Document section:
******

Personal information
- Born: 3 July 1995 (age 31) Rochdale, Greater Manchester, England
- Height: 6 ft 3 in (1.91 m)
- Weight: 16 st 3 lb (103 kg)

Playing information
- Position: Second-row, Prop
Club
| Years | Team | Pld | T | G | FG | P |
| 2015–20 | St Helens | 47 | 4 | 0 | 0 | 16 |
| 2015(loan) | → Rochdale Hornets | 11 | 3 | 0 | 0 | 12 |
| 2018(loan) | → Sheffield Eagles | 15 | 4 | 0 | 0 | 16 |
| 2019(DR) | → Leigh Centurions | 4 | 0 | 0 | 0 | 0 |
| 2021–23 | Huddersfield Giants | 28 | 1 | 0 | 0 | 4 |
| 2021(loan) | → Leigh Centurions | 5 | 0 | 0 | 0 | 0 |
| 2022(loan) | → Halifax Panthers | 1 | 0 | 0 | 0 | 0 |
| 2022(loan) | → Featherstone Rovers | 2 | 0 | 0 | 0 | 0 |
| 2024–25 | Hull F.C. | 41 | 2 | 0 | 0 | 8 |
| 2026 | Castleford Tigers | 10 | 2 | 0 | 0 | 8 |
| 2026(loan) | → Doncaster R.L.F.C. | 2 | 0 | 0 | 0 | 0 |
| 2026– | Leigh Leopards | 0 | 0 | 0 | 0 | 0 |
|  | Total | 166 | 16 | 0 | 0 | 64 |
Representative
| Years | Team | Pld | T | G | FG | P |
| 2019– | England Knights | 1 | 0 | 0 | 0 | 0 |
- Source: As of 18 August 2026

= Jack Ashworth =

English rugby league footballer (born 1995)

Jack Ashworth (born 3 July 1995) is an English professional rugby league footballer who plays as a or forward for Leigh Leopards in the Super League.

He has previously played for St Helens, Huddersfield Giants and Hull F.C. in the Super League. He has spent time on loan or dual registration at Rochdale Hornets in the Championship 1, and at Sheffield Eagles, Leigh Centurions, Halifax Panthers, Featherstone Rovers and Doncaster R.L.F.C. in the RFL Championship.

He has represented England Knights at international level.

==Background==
Jack Ashworth was born in Rochdale, Greater Manchester, England, On Monday 3rd July 1995.

==Education==
Jack Ashworth attended St Cuthbert's RC Business and Enterprise College in Rochdale from 2006 until 2011. He then went on to do a sports course at Hopwood Hall College, Middleton.

==Career==
===St Helens===
Ashworth made his Saints debut on 6 April 2015 in a Super League match against Hull F.C.

During 2015, Ashworth also played for Rochdale Hornets in the Championship 1 on dual registration.

In the 2016 season, Ashworth played an outstanding game against Warrington, and made a Man of the Match performance against Hull F.C.

******

Data for review:
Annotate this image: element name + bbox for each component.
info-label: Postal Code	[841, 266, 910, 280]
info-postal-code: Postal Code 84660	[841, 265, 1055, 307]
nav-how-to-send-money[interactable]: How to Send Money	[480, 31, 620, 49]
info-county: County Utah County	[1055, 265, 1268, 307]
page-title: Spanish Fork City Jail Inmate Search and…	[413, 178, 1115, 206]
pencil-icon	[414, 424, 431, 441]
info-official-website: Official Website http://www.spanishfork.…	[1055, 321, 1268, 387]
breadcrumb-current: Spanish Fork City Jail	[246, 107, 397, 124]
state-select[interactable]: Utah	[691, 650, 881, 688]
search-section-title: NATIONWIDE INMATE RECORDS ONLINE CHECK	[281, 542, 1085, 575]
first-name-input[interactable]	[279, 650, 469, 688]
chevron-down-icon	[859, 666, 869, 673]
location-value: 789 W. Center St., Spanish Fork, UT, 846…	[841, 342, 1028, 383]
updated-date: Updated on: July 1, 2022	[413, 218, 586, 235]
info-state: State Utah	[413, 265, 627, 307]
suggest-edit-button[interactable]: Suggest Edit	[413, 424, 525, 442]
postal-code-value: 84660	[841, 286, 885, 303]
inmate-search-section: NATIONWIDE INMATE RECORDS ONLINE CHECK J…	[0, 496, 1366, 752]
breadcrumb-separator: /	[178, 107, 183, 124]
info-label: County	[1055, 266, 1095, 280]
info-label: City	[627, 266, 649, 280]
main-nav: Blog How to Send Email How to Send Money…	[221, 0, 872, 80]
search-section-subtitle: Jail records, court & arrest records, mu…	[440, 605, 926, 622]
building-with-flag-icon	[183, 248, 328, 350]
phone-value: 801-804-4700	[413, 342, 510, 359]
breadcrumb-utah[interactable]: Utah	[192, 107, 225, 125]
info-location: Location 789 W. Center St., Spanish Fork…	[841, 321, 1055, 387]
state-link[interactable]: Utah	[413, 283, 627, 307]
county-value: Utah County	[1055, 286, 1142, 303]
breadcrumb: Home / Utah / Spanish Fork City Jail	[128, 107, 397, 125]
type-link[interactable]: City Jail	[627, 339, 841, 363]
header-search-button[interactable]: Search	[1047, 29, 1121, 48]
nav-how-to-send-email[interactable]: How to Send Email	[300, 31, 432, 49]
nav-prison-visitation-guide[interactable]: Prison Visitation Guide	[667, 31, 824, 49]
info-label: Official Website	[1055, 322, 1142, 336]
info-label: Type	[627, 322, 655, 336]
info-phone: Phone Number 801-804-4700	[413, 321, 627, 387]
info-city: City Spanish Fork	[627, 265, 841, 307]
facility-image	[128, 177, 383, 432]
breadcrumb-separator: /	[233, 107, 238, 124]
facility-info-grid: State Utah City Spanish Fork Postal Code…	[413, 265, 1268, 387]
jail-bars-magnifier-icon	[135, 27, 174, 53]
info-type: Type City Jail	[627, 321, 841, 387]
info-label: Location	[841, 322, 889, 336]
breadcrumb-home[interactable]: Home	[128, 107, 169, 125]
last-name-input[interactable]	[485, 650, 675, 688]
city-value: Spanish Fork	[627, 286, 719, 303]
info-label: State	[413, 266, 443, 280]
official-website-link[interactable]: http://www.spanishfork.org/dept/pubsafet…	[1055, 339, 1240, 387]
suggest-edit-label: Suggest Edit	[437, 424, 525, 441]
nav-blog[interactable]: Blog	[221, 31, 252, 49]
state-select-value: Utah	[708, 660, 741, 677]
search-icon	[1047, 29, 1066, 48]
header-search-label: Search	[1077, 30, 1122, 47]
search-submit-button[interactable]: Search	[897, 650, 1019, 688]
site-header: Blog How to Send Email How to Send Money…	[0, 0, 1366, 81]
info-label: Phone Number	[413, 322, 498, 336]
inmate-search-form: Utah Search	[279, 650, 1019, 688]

******

What this exercise asks:
A: Using the Jack Ashworth article, answer these:
(i) Which school did Ashworth attend from 2006 until 2011?
(ii) What height is listed for him?
(iii) On what date did he make his Saints debut?
B: Write out everything in the Jack Ashworth article from "He has represented" down to "3rd July 1995.".
C: Write the next part of the Jack Ashworth article, picking up after its last sentence.

Expected responses:
A:
(i) St Cuthbert's RC Business and Enterprise College in Rochdale
(ii) 6 ft 3 in (1.91 m)
(iii) 6 April 2015

B:
He has represented England Knights at international level.

==Background==
Jack Ashworth was born in Rochdale, Greater Manchester, England, On Monday 3rd July 1995.

C:
Ashworth joined up with the Sheffield Eagles on dual registration on 31 January 2018, ahead of their first Championship match against Dewsbury.

He played in the 2019 Challenge Cup final defeat by Warrington at Wembley Stadium.

He played in the 2019 Super League Grand Final victory over Salford at Old Trafford.

===Huddersfield Giants===
On 30 November 2020, it was announced that Ashworth had signed a two-year deal with Huddersfield.

==== Leigh Centurions (loan) ====
On 11 July 2021, it was reported that he had signed for Leigh in the Super League on season-long loan.

In round 17 of the 2021 Super League season, he was sent off for fighting in Leigh's 50–6 loss against Wigan.

===Hull F.C.===
On 5 October 2023, it was reported that he had signed for Hull F.C. for the 2024 season on a two-year deal.

On 10 September 2025, Ashworth was suspended for seven matches after being found guilty by the match tribunal for striking Hull Kingston Rovers player Mikey Lewis in the face during Hull F.C.'s derby loss.

===Castleford Tigers===
On 28 September 2025, it was announced that Ashworth had signed for Castleford Tigers in the Super League on a two-year deal.

==== Doncaster (loan) ====
On 23 June 2026, Ashworth joined Doncaster R.L.F.C. in the RFL Championship on a one-month loan. He made two appearances before being recalled by Castleford.

===Leigh Leopards===
On 18 August 2026 it was reported that he had signed for Leigh Leopards in the Super League

==International career==
In 2019, he was selected for the England Knights against at Headingley Rugby Stadium.